* [PROVIDED DATA]
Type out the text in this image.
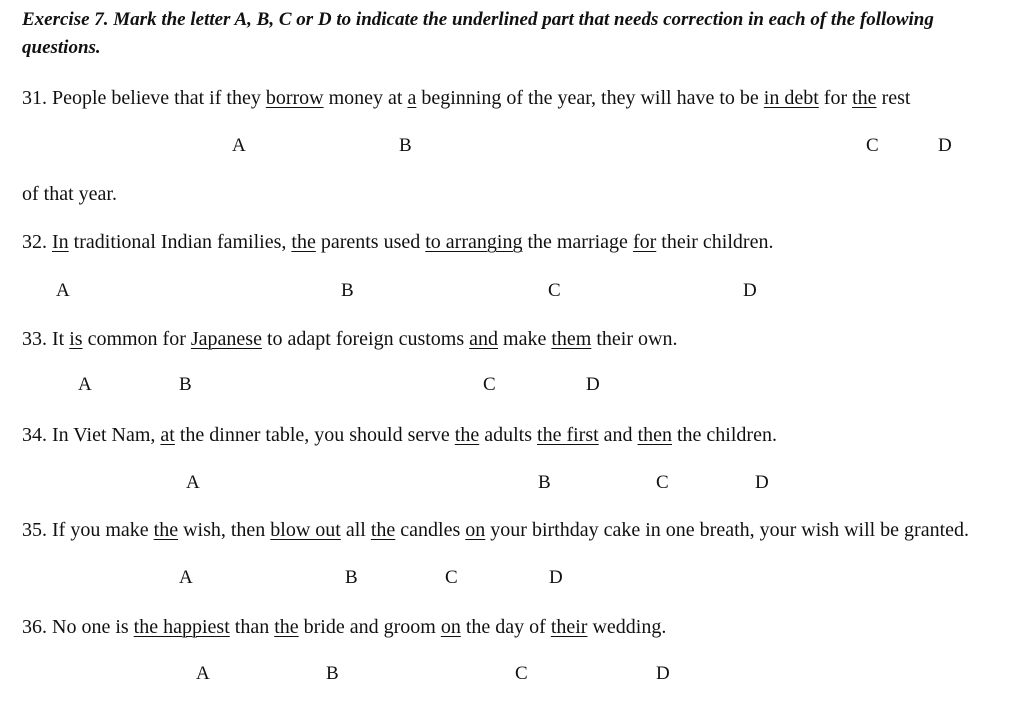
Exercise 7. Mark the letter A, B, C or D to indicate the underlined part that needs correction in each of the following
questions.
31. People believe that if they borrow money at a beginning of the year, they will have to be in debt for the rest
A	B	C	D
of that year.
32. In traditional Indian families, the parents used to arranging the marriage for their children.
A	B	C	D
33. It is common for Japanese to adapt foreign customs and make them their own.
A	B	C	D
34. In Viet Nam, at the dinner table, you should serve the adults the first and then the children.
A	B	C	D
35. If you make the wish, then blow out all the candles on your birthday cake in one breath, your wish will be granted.
A	B	C	D
36. No one is the happiest than the bride and groom on the day of their wedding.
A	B	C	D
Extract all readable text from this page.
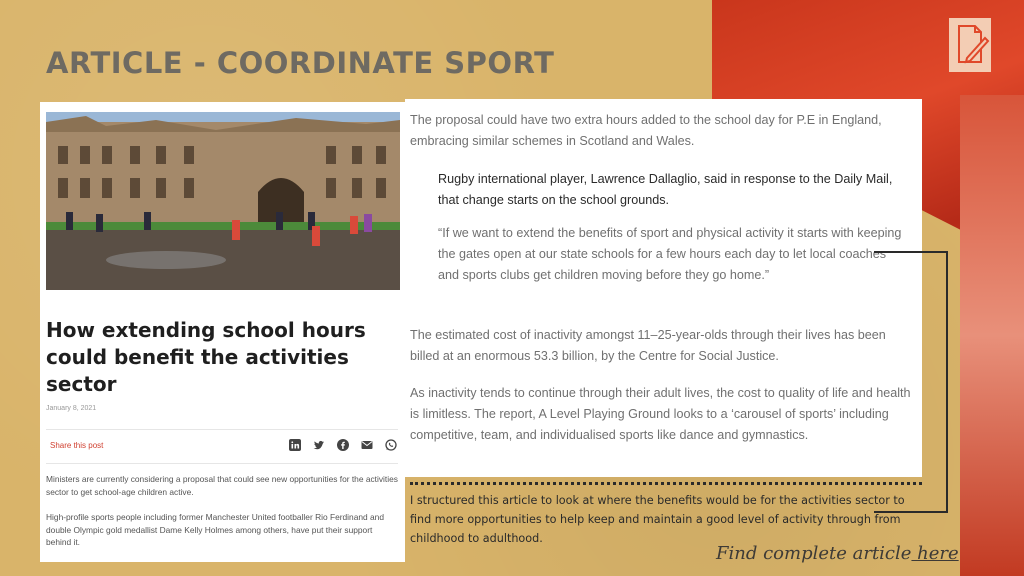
ARTICLE - COORDINATE SPORT
How extending school hours could benefit the activities sector
January 8, 2021
Share this post

Ministers are currently considering a proposal that could see new opportunities for the activities sector to get school-age children active.

High-profile sports people including former Manchester United footballer Rio Ferdinand and double Olympic gold medallist Dame Kelly Holmes among others, have put their support behind it.

The proposal could have two extra hours added to the school day for P.E in England, embracing similar schemes in Scotland and Wales.

Rugby international player, Lawrence Dallaglio, said in response to the Daily Mail, that change starts on the school grounds.

“If we want to extend the benefits of sport and physical activity it starts with keeping the gates open at our state schools for a few hours each day to let local coaches and sports clubs get children moving before they go home.”

The estimated cost of inactivity amongst 11–25-year-olds through their lives has been billed at an enormous 53.3 billion, by the Centre for Social Justice.

As inactivity tends to continue through their adult lives, the cost to quality of life and health is limitless. The report, A Level Playing Ground looks to a ‘carousel of sports’ including competitive, team, and individualised sports like dance and gymnastics.

I structured this article to look at where the benefits would be for the activities sector to find more opportunities to help keep and maintain a good level of activity through from childhood to adulthood.

Find complete article here
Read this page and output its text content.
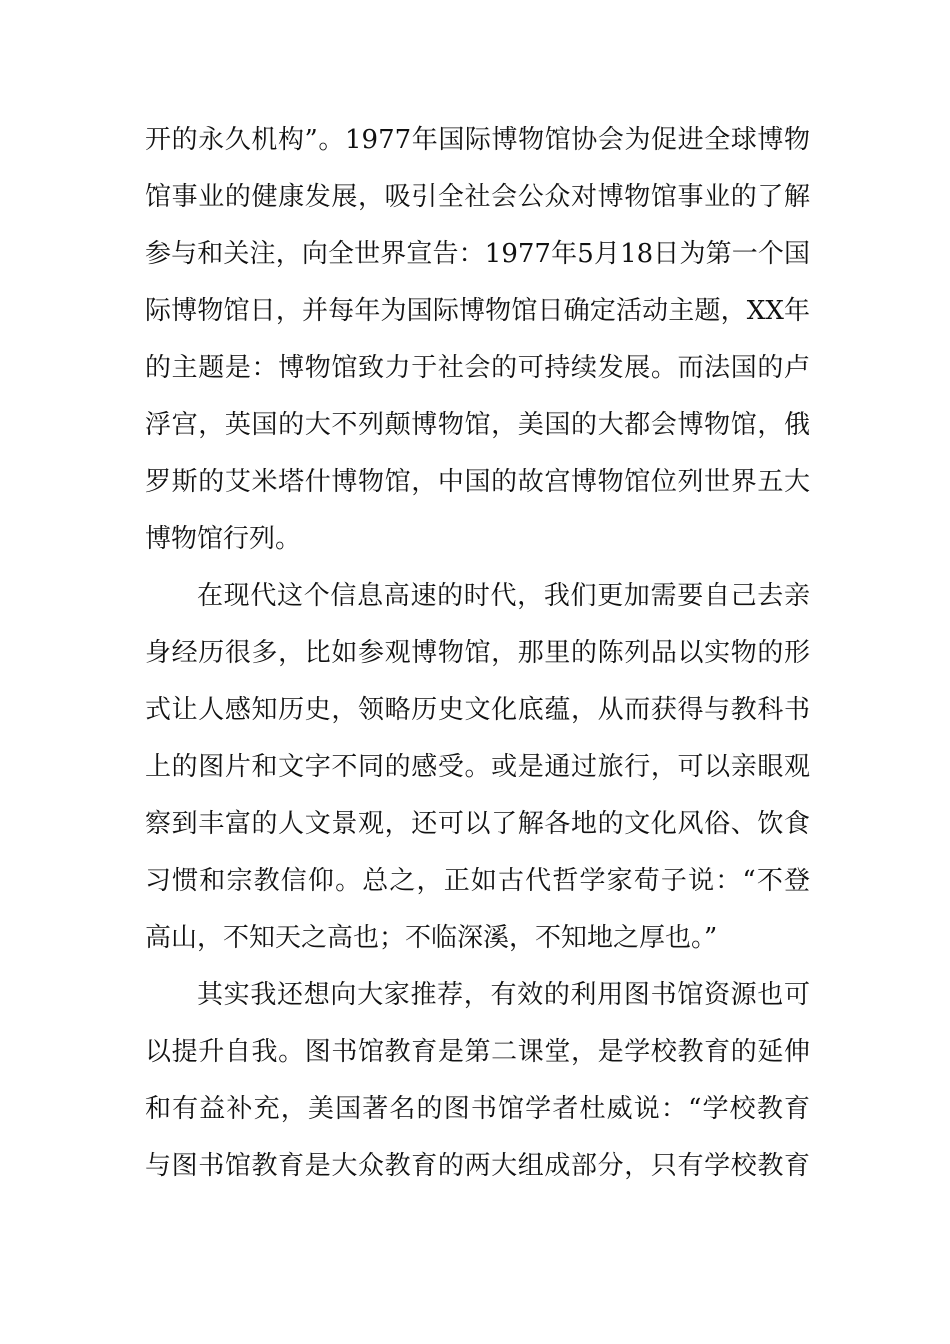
开的永久机构”。1977年国际博物馆协会为促进全球博物
馆事业的健康发展，吸引全社会公众对博物馆事业的了解
参与和关注，向全世界宣告：1977年5月18日为第一个国
际博物馆日，并每年为国际博物馆日确定活动主题，XX年
的主题是：博物馆致力于社会的可持续发展。而法国的卢
浮宫，英国的大不列颠博物馆，美国的大都会博物馆，俄
罗斯的艾米塔什博物馆，中国的故宫博物馆位列世界五大
博物馆行列。
在现代这个信息高速的时代，我们更加需要自己去亲
身经历很多，比如参观博物馆，那里的陈列品以实物的形
式让人感知历史，领略历史文化底蕴，从而获得与教科书
上的图片和文字不同的感受。或是通过旅行，可以亲眼观
察到丰富的人文景观，还可以了解各地的文化风俗、饮食
习惯和宗教信仰。总之，正如古代哲学家荀子说：“不登
高山，不知天之高也；不临深溪，不知地之厚也。”
其实我还想向大家推荐，有效的利用图书馆资源也可
以提升自我。图书馆教育是第二课堂，是学校教育的延伸
和有益补充，美国著名的图书馆学者杜威说：“学校教育
与图书馆教育是大众教育的两大组成部分，只有学校教育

* [THE REQUEST] Gather each line holding the string "this".

* [THE OUTPUT]
Type out the text in this image.
Extract all readable text from this page.
Share this post
I structured this article to look at where the benefits would be for the activities sector to find more opportunities to help keep and maintain a good level of activity through from childhood to adulthood.
Read this page and output its text content.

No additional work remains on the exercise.